→ TWOJE ZADANIE A
Powtórz słowo w słowo tylko te wiersze z zapisów, które zaczynają się od wiersza z "left-name: A2 bbox=[262, 668, 273, 678]" i ciągną aż do wiersza z "lom-l1-label: L1 bbox=[380, 4, 389, 13]", łącznie z oboma.

┄┄┄┄┄┄

Liga NHL – awans Blackhawks do play-off, pozostało już tylko jedno wolne miejsce
- 08/08/2020 12:30 PM
Hokeiści Chicago Blackhawks pokonali w Edmonton miejscowych Oilers 3:2 i wygrywając serię 3:1, zapewnili sobie awans do pierwszej rundy play-off Konferencji Zachodniej hokejowej ligi NHL. Obok nich w piątek na "Zachodzie" awansowali także Arizona Coyotes i Vancouver Canucks. Z kolei Montreal Canadiens i New York Islanders uzyskali awans w Konferencji Wschodniej.
W rywalizacji do trzech zwycięstw w fazie kwalifikacyjnej wszystkie wymienione drużyny triumfowały po 3-1.
W potyczce Blackhawks z Oilers zespół z Edmonton z pierwszego trafienia cieszył się po 45 sekundach za sprawą Josha Archibalda. Po ośmiu minutach po strzałach Brandona Saada i Matthew Highmore'a "Nafciarze" przegrywali 1:2. Jednak na początku drugiej tercji Ryan Nugent-Hopkins wyrównał. Trzeciego gola dla Chicago na wagę awansu zdobył Czech Dominik Kubalik.

┄┄┄┄┄┄

→ TWOJE ZADANIE B
Skopiuj dokładnie cały tekst o awansie Blackhawks do play-off.

→ PODANE ZAPISY
┄┄┄┄┄┄

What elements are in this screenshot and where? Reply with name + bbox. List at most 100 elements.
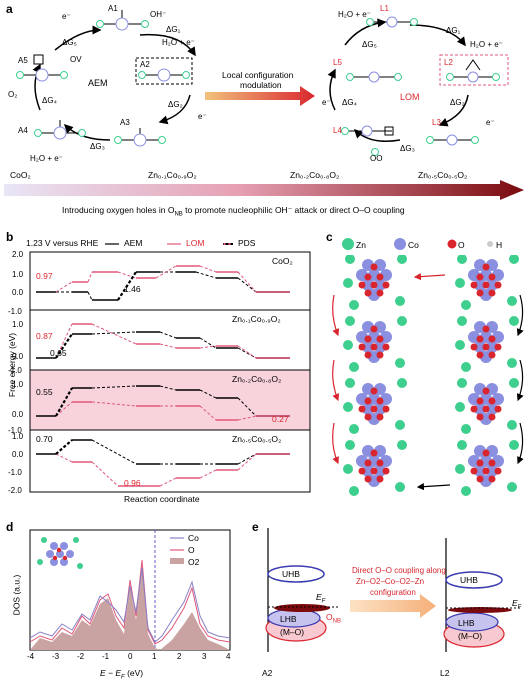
left-name: A2 bbox=[262, 668, 273, 678]
right-uhb-label: UHB bbox=[460, 575, 478, 585]
dos-legend-o: O bbox=[188, 545, 195, 555]
tick-row1-c: 0.0 bbox=[12, 288, 24, 297]
modulation-text-1: Local configuration bbox=[222, 70, 294, 80]
dos-xtick-8: 3 bbox=[202, 652, 207, 661]
modulation-arrow bbox=[205, 86, 315, 106]
lom-l1-label: L1 bbox=[380, 4, 389, 13]
row4-lom-pds: 0.96 bbox=[124, 478, 141, 488]
aem-title: AEM bbox=[88, 78, 108, 88]
left-uhb-label: UHB bbox=[282, 569, 300, 579]
panel-b-legend-lines bbox=[105, 243, 233, 245]
lom-l4-fragment bbox=[341, 125, 394, 156]
row1-aem bbox=[36, 271, 290, 301]
composition-gradient-arrow bbox=[4, 180, 524, 200]
panel-a-diagram bbox=[16, 10, 509, 156]
aem-dg3: ΔG₃ bbox=[90, 142, 105, 151]
tick-row3-a: -1.0 bbox=[8, 366, 22, 375]
aem-a1-fragment bbox=[96, 10, 149, 31]
lom-dg1: ΔG₁ bbox=[446, 26, 461, 35]
tick-row1-a: 2.0 bbox=[12, 250, 24, 259]
legend-aem: AEM bbox=[124, 238, 143, 248]
lom-oo: OO bbox=[370, 154, 383, 163]
aem-cycle-arc-2 bbox=[158, 94, 191, 125]
aem-oh-top: OH⁻ bbox=[150, 10, 167, 19]
lom-cycle-arc-2 bbox=[438, 94, 469, 127]
aem-cycle-arc-4 bbox=[32, 63, 41, 111]
right-uhb bbox=[445, 571, 503, 589]
panel-d-xlabel: E − EF (eV) bbox=[100, 668, 144, 681]
left-lhb-label: LHB bbox=[280, 614, 297, 624]
right-lhb-label: LHB bbox=[458, 618, 475, 628]
aem-a2-dashed-box bbox=[135, 57, 193, 85]
aem-a4-label: A4 bbox=[18, 126, 28, 135]
panel-e-label: e bbox=[252, 520, 259, 534]
tick-row4-e: -2.0 bbox=[8, 486, 22, 495]
lom-h2o-e-right: H₂O + e⁻ bbox=[470, 40, 503, 49]
lom-h2o-e-top: H₂O + e⁻ bbox=[338, 10, 371, 19]
row1-lom-pds: 0.97 bbox=[36, 271, 53, 281]
composition-coo2: CoO₂ bbox=[10, 170, 31, 180]
dos-legend-o2: O2 bbox=[188, 557, 200, 567]
aem-a1-label: A1 bbox=[108, 4, 118, 13]
legend-potential: 1.23 V versus RHE bbox=[26, 238, 99, 248]
row1-lom bbox=[55, 265, 290, 293]
aem-a5-fragment bbox=[16, 54, 68, 82]
lom-cycle-arc-5 bbox=[344, 18, 387, 46]
tick-row2-c: 0.0 bbox=[12, 352, 24, 361]
panel-a-label: a bbox=[6, 2, 13, 16]
aem-a2-fragment bbox=[138, 68, 190, 82]
row2-name: Zn₀.₁Co₀.₉O₂ bbox=[232, 314, 281, 324]
aem-a3-fragment bbox=[114, 128, 166, 147]
aem-dg4: ΔG₄ bbox=[42, 96, 57, 105]
e-arrow-text-3: configuration bbox=[370, 588, 416, 597]
dos-xtick-3: -2 bbox=[77, 652, 85, 661]
dos-legend-swatches bbox=[170, 537, 184, 564]
row3-lom-pds: 0.27 bbox=[272, 414, 289, 424]
dos-co-line bbox=[29, 567, 231, 643]
aem-dg2: ΔG₂ bbox=[168, 100, 183, 109]
lom-cycle-arc-4 bbox=[327, 68, 336, 111]
tick-row3-b: 1.0 bbox=[12, 380, 24, 389]
panel-b-label: b bbox=[6, 230, 14, 244]
row2-lom-pds: 0.87 bbox=[36, 331, 53, 341]
panel-c-legend bbox=[342, 238, 493, 250]
modulation-text-2: modulation bbox=[240, 80, 282, 90]
aem-a4-fragment bbox=[34, 120, 86, 140]
dos-xtick-5: 0 bbox=[128, 652, 133, 661]
lom-cycle-arc-1 bbox=[409, 24, 466, 47]
gradient-caption: Introducing oxygen holes in ONB to promo… bbox=[62, 205, 405, 218]
legend-zn: Zn bbox=[356, 240, 366, 250]
composition-zn02: Zn₀.₂Co₀.₈O₂ bbox=[290, 170, 340, 180]
panel-b-energy-plots bbox=[29, 251, 311, 493]
row2-lom bbox=[55, 323, 290, 359]
aem-a3-label: A3 bbox=[120, 118, 130, 127]
lom-e-right: e⁻ bbox=[486, 118, 495, 127]
aem-cycle-arc-5 bbox=[54, 25, 102, 51]
lom-l2-dashed-box bbox=[439, 54, 509, 86]
row2-aem bbox=[36, 331, 290, 359]
aem-dg5: ΔG₅ bbox=[62, 38, 77, 47]
row2-aem-pds: 0.65 bbox=[50, 348, 67, 358]
legend-co: Co bbox=[408, 240, 419, 250]
row4-lom bbox=[55, 453, 290, 487]
tick-row2-a: -1.0 bbox=[8, 307, 22, 316]
row3-lom bbox=[55, 401, 290, 421]
legend-o: O bbox=[458, 240, 465, 250]
lom-dg4: ΔG₄ bbox=[342, 98, 357, 107]
aem-a5-label: A5 bbox=[18, 56, 28, 65]
lom-cycle-arc-3 bbox=[353, 128, 401, 142]
e-arrow-text-1: Direct O–O coupling along bbox=[352, 566, 446, 575]
left-onb-label: ONB bbox=[326, 612, 341, 625]
dos-xtick-6: 1 bbox=[152, 652, 157, 661]
highlight-zn02 bbox=[30, 370, 310, 430]
left-onb bbox=[274, 604, 330, 612]
aem-h2o-e-bottom: H₂O + e⁻ bbox=[30, 154, 63, 163]
dos-xtick-1: -4 bbox=[27, 652, 35, 661]
lom-l2-label: L2 bbox=[444, 58, 453, 67]
dos-xtick-2: -3 bbox=[52, 652, 60, 661]
lom-dg5: ΔG₅ bbox=[362, 40, 377, 49]
panel-c-structures bbox=[332, 255, 524, 496]
dos-xtick-7: 2 bbox=[177, 652, 182, 661]
dos-xtick-4: -1 bbox=[102, 652, 110, 661]
composition-zn05: Zn₀.₅Co₀.₅O₂ bbox=[418, 170, 468, 180]
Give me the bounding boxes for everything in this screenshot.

┄┄┄┄┄┄

→ WYNIK KOŃCOWY A
left-name: A2 bbox=[262, 668, 273, 678]
right-uhb-label: UHB bbox=[460, 575, 478, 585]
dos-legend-o: O bbox=[188, 545, 195, 555]
tick-row1-c: 0.0 bbox=[12, 288, 24, 297]
modulation-text-1: Local configuration bbox=[222, 70, 294, 80]
dos-xtick-8: 3 bbox=[202, 652, 207, 661]
modulation-arrow bbox=[205, 86, 315, 106]
lom-l1-label: L1 bbox=[380, 4, 389, 13]

→ WYNIK KOŃCOWY B
Liga NHL – awans Blackhawks do play-off, pozostało już tylko jedno wolne miejsce
- 08/08/2020 12:30 PM
Hokeiści Chicago Blackhawks pokonali w Edmonton miejscowych Oilers 3:2 i wygrywając serię 3:1, zapewnili sobie awans do pierwszej rundy play-off Konferencji Zachodniej hokejowej ligi NHL. Obok nich w piątek na "Zachodzie" awansowali także Arizona Coyotes i Vancouver Canucks. Z kolei Montreal Canadiens i New York Islanders uzyskali awans w Konferencji Wschodniej.
W rywalizacji do trzech zwycięstw w fazie kwalifikacyjnej wszystkie wymienione drużyny triumfowały po 3-1.
W potyczce Blackhawks z Oilers zespół z Edmonton z pierwszego trafienia cieszył się po 45 sekundach za sprawą Josha Archibalda. Po ośmiu minutach po strzałach Brandona Saada i Matthew Highmore'a "Nafciarze" przegrywali 1:2. Jednak na początku drugiej tercji Ryan Nugent-Hopkins wyrównał. Trzeciego gola dla Chicago na wagę awansu zdobył Czech Dominik Kubalik.